Gather up all lines that carry the word "dokumenty".

######

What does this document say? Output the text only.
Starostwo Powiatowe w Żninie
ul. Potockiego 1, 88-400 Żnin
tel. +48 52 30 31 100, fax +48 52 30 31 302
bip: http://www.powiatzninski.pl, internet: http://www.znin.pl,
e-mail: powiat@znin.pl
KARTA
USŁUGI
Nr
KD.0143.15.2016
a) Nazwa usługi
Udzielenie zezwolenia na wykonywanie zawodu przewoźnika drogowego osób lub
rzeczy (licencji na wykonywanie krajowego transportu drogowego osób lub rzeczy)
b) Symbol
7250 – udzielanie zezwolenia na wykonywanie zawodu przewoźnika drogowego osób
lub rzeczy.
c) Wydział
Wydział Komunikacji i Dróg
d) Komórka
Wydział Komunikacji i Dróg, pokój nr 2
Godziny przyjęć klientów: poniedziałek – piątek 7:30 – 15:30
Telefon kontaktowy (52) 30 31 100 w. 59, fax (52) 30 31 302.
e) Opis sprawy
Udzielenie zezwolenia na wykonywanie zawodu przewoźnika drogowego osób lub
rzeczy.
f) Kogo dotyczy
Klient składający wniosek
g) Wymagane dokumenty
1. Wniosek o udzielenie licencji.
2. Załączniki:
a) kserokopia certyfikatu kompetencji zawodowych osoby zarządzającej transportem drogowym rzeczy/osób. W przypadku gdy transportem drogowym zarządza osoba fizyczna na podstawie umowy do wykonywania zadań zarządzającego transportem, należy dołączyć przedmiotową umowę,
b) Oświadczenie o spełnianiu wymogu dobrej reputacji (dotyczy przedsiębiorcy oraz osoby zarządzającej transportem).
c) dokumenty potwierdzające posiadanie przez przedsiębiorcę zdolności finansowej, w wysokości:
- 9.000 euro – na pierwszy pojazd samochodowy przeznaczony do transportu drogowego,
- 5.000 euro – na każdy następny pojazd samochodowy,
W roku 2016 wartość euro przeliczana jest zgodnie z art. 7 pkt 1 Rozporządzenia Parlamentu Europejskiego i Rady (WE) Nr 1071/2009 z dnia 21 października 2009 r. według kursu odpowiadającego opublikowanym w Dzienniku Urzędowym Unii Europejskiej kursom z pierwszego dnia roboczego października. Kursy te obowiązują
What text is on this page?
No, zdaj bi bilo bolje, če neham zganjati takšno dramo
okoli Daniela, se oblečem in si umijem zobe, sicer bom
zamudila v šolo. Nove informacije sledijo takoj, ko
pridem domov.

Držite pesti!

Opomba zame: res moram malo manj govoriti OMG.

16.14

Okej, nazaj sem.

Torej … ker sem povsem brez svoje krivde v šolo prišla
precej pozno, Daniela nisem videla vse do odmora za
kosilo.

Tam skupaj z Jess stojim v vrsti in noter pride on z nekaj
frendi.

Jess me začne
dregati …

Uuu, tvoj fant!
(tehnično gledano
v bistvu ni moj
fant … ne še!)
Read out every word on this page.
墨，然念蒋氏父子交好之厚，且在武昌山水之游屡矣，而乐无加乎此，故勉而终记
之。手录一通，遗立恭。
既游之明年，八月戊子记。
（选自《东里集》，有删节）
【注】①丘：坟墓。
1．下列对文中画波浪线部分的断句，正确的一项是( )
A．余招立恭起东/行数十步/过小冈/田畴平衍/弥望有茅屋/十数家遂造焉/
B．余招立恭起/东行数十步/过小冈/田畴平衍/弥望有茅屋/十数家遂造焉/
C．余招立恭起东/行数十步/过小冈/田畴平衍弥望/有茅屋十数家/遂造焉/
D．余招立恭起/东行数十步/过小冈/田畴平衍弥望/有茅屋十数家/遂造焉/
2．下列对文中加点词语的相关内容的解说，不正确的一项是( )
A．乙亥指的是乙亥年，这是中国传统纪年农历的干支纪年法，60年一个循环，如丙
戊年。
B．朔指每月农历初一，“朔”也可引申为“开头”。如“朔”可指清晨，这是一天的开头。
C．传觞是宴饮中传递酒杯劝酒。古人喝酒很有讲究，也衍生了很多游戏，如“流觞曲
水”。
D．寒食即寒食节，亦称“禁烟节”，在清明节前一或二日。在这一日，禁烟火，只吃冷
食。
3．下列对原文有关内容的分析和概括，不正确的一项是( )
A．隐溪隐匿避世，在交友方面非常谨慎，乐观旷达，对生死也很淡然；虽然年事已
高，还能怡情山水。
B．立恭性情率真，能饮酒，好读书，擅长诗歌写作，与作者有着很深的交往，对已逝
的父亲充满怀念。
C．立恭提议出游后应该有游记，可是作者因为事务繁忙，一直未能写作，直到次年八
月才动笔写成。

######

SOLUTION:
g) Wymagane dokumenty
c) dokumenty potwierdzające posiadanie przez przedsiębiorcę zdolności finansowej, w wysokości:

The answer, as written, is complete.